■ **INSTRUCTION 1**:
Please translate this sentence from the article on Stanley B. Hoss below into Spanish: "Hoss led the police on a nationwide manhunt before a dramatic capture outside a restaurant in Waterloo, Iowa."
■ **INSTRUCTION 2**:
Answer these questions from the Hoss article below:
(a) Who wrote "Born to Lose"?
(b) Where and when did Hoss murder Joe Zanella?
(c) From what kind of place in western Maryland did Hoss kidnap Linda Mae Peugeot and her daughter?

■ **PAGE TEXT**:
==================================================

Pittsburgh attorney reflects on crime spree that shook nation

Pittsburgh attorney reflects on crime spree that shook nation

Stanley B. Hoss was one of western Pennsylvania’s most notorious criminals, but if you are under the age of 50 there’s a pretty good chance you never heard of him.
In “Born to Lose,” former Pennsylvania Department of Corrections employee James G. Hollock describes in frightening detail the incredible story of the man who terrorized Pittsburgh and the surrounding communities and the Jews who played high-profile roles in his trial.
Hoss led a troubled life from the get-go. He stole cars and broke into homes. In the interim, he managed to marry his wife Diane (pseudonym) and have four children with her, and had an additional two children with his mistress, Jodine Fawkes (also a pseudonym).
Hoss is portrayed as highly intelligent and charming, both of which he used to his advantage. Underneath the facade, however, lay a sociopath. Whether Hoss hated policemen or black people more is a toss-up.
The book opens with a chilling scene describing the kidnapping and rape of a young woman, Kathy DeFino (pseudonym), in the late ’60s. Hoss was sentenced to the now defunct Allegheny County Workhouse for this crime, from where he and another inmate successfully escaped.
In a scene that is as dramatic as any cops and robbers movie, Hollock chillingly describes Hoss’ murder of a young Verona police officer, Joe Zanella, in Oakmont, September 1969. Hoss was on the run, having broken out of the county workhouse, and Zanella had the misfortune to spot him while driving and pulled him over. Although he called for backup, radio communications were inadequate and by the time other officers arrived on the scene, it was too late for Zanella.
With burglary, car theft, armed robbery, rape and now murder already on his rap sheet, Hoss, while fleeing from the Pittsburgh police following Zanella’s murder, kidnapped Linda Mae Peugeot and her 2-year-old daughter, Lori Mae, from a shopping center in western Maryland. Sightings of Linda Mae and her daughter were reported; Hoss claimed to have killed them independently, though he was never forthright about what he did with the bodies.
Hoss led the police on a nationwide manhunt before a dramatic capture outside a restaurant in Waterloo, Iowa. Linda Mae and Lori Mae were not with him, and despite reports of sightings with Hoss, the two were never seen again.

==================================================

■ **PROVIDED RECORDS**:

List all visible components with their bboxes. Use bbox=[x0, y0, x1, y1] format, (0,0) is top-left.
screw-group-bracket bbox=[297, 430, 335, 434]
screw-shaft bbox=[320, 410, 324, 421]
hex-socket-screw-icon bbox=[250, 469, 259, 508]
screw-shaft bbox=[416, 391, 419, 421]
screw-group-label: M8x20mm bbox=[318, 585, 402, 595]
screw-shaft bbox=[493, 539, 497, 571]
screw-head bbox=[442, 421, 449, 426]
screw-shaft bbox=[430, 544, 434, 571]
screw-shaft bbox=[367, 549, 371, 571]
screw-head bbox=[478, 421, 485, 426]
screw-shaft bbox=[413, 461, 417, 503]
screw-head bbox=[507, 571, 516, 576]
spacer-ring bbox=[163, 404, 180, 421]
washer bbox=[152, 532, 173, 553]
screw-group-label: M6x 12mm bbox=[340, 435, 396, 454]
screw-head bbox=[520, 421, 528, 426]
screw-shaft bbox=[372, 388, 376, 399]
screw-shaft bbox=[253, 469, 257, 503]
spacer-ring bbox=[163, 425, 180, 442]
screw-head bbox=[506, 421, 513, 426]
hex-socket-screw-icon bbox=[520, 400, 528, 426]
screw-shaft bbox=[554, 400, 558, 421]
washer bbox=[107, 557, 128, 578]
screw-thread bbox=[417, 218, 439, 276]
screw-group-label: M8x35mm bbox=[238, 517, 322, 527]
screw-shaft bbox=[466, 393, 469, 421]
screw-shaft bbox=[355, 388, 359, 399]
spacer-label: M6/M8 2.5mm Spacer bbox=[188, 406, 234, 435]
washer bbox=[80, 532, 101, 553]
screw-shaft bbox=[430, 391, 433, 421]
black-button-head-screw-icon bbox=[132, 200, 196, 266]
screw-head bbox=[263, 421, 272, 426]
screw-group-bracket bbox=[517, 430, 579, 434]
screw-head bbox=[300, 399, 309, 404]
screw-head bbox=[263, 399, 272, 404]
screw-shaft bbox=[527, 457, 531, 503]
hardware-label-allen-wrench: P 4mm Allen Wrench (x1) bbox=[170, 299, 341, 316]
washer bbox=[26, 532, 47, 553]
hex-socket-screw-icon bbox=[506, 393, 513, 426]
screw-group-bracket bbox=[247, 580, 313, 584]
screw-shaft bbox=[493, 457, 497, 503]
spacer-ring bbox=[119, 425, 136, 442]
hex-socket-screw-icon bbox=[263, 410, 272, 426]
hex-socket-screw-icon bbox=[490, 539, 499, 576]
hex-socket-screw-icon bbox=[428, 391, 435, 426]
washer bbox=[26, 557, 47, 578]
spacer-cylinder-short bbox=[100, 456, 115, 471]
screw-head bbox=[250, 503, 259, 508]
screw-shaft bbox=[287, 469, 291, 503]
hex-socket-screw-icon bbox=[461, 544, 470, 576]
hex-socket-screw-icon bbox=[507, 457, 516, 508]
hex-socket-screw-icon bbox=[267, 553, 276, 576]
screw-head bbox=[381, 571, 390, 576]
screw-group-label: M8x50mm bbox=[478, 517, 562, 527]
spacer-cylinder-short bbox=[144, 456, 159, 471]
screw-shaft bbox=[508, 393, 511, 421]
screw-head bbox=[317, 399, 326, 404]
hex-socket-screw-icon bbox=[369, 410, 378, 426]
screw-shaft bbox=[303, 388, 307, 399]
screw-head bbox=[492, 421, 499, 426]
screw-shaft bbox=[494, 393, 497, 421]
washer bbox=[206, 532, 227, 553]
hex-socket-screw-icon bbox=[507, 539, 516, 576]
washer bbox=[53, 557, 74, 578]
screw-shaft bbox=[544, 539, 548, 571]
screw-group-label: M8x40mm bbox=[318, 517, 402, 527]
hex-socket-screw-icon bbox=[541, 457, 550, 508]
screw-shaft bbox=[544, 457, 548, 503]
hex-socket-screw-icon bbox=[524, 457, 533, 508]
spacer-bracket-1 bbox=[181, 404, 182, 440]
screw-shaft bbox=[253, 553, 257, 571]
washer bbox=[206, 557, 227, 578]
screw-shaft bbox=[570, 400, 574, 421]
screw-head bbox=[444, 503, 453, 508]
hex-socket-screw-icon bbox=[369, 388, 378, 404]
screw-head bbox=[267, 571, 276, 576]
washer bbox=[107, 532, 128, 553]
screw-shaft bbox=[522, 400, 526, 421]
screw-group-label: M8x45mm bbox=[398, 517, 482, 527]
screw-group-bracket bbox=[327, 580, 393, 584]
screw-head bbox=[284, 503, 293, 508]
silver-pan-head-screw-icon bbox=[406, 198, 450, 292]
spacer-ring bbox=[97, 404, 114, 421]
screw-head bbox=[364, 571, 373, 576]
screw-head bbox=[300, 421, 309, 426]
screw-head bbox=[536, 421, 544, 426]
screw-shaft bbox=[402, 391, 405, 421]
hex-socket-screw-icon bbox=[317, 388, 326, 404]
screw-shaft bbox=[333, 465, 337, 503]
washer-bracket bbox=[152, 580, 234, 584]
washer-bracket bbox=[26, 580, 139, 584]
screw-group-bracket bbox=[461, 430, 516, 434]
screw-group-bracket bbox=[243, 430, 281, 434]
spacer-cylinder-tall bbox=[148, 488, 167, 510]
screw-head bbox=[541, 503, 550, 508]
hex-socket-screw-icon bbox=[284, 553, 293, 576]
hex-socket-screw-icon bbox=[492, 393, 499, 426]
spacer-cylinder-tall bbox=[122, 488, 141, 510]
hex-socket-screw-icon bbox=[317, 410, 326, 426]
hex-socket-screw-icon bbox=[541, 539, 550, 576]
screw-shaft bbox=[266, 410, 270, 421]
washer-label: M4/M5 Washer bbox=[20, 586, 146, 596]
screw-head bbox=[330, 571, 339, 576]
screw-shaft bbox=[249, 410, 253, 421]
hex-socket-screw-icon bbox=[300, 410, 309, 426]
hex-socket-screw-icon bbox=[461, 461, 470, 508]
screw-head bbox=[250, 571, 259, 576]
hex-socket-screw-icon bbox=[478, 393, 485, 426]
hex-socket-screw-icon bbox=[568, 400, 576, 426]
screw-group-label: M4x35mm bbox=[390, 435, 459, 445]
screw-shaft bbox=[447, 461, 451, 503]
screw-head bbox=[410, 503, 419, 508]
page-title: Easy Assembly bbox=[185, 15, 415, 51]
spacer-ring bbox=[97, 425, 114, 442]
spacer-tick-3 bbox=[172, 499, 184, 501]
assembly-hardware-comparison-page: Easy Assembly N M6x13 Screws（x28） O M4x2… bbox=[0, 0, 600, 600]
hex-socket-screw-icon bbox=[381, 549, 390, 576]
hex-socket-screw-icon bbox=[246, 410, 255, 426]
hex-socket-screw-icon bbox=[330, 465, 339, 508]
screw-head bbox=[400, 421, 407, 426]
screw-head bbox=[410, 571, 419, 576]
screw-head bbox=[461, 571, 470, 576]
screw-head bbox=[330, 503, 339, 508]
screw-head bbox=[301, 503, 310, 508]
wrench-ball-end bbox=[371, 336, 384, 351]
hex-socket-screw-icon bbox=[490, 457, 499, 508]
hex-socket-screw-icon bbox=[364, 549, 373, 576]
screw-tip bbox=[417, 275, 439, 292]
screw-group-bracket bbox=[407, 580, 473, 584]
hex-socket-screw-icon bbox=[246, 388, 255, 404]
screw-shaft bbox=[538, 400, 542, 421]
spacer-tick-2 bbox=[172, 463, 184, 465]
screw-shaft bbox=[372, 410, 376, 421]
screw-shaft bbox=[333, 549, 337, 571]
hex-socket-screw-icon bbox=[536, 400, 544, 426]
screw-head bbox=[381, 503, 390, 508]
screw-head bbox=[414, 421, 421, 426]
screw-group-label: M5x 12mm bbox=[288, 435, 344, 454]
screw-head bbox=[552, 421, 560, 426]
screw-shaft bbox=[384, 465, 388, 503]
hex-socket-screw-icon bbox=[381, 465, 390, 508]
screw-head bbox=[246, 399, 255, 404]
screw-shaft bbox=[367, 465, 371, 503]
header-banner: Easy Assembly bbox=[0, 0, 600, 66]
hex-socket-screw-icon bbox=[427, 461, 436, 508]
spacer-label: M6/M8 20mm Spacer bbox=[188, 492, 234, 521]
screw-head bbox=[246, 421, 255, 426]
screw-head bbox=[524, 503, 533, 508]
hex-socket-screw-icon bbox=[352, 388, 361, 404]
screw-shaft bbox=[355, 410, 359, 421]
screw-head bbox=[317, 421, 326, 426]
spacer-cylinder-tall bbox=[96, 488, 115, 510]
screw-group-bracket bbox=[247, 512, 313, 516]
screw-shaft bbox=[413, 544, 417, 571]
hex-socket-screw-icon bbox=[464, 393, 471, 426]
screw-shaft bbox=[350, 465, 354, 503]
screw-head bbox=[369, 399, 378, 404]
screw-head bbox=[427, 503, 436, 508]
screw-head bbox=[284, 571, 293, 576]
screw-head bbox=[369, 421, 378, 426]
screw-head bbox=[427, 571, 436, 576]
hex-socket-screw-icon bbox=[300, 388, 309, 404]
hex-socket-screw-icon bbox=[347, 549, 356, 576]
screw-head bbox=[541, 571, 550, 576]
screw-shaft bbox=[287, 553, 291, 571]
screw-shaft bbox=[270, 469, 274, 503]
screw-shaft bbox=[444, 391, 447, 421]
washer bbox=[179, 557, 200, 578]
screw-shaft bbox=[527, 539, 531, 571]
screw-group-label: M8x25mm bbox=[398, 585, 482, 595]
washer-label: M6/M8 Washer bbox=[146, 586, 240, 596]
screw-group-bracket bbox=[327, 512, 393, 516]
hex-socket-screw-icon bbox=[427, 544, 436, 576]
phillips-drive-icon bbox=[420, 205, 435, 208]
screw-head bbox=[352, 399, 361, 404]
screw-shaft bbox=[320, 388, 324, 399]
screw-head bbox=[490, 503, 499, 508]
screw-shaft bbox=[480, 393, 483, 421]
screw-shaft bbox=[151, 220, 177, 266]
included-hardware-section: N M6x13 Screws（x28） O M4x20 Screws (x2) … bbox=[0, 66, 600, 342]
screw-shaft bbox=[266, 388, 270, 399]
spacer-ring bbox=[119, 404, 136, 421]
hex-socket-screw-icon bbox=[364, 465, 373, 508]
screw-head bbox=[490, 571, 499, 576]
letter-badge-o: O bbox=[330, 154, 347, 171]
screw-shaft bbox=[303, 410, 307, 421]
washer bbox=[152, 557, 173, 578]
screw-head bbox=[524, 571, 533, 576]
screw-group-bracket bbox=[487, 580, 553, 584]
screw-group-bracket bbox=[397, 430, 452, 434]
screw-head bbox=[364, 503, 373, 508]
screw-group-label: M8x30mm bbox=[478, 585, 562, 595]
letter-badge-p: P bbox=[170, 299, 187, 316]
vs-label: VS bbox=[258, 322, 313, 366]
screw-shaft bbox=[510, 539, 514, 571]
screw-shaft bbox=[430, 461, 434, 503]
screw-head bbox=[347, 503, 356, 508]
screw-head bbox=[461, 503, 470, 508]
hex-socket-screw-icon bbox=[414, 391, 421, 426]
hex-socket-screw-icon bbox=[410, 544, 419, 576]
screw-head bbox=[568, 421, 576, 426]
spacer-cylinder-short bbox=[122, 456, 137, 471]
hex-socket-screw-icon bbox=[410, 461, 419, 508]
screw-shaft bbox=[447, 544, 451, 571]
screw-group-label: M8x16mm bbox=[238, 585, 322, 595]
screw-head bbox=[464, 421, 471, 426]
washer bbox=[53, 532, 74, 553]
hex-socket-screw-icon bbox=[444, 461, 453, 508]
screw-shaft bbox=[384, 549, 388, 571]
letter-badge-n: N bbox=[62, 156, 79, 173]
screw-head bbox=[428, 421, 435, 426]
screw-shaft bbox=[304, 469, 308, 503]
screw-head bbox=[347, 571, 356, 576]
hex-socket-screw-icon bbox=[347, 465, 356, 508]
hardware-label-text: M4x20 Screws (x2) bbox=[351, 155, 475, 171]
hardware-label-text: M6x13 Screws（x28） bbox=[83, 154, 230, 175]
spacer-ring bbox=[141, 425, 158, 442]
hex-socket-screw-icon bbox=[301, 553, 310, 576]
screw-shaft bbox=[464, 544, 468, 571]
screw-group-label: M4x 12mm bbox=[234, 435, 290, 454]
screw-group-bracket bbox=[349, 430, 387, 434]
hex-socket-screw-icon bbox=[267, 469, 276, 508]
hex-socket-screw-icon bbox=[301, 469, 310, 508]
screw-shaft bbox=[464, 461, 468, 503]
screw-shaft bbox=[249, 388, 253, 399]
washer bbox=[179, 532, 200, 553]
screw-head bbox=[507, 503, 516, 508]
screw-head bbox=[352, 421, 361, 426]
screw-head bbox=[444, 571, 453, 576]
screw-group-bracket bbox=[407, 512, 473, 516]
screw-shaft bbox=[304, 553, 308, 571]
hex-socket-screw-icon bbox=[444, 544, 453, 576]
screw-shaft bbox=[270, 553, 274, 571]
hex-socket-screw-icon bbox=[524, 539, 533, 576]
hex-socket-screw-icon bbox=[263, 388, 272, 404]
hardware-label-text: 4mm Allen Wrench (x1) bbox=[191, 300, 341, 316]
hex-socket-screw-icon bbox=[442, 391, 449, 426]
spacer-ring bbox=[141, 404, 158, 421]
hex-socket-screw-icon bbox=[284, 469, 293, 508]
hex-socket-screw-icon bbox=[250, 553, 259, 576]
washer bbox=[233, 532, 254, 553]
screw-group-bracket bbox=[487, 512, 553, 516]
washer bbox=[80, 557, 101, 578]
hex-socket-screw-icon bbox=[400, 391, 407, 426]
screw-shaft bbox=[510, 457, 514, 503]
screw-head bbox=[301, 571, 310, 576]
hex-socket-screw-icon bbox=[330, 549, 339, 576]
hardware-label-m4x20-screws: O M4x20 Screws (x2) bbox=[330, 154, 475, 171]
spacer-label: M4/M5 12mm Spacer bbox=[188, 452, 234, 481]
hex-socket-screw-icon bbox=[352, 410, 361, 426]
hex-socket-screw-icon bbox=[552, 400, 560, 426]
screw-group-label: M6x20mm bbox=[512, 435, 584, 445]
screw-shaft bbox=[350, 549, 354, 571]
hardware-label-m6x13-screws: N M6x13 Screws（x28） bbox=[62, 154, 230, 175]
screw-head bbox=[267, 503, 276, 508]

==================================================

■ **RESULT 1**:
Hoss llevó a la policía a una persecución a escala nacional antes de una dramática captura frente a un restaurante en Waterloo, Iowa.

■ **RESULT 2**:
(a) James G. Hollock, a former Pennsylvania Department of Corrections employee
(b) In Oakmont, in September 1969
(c) A shopping center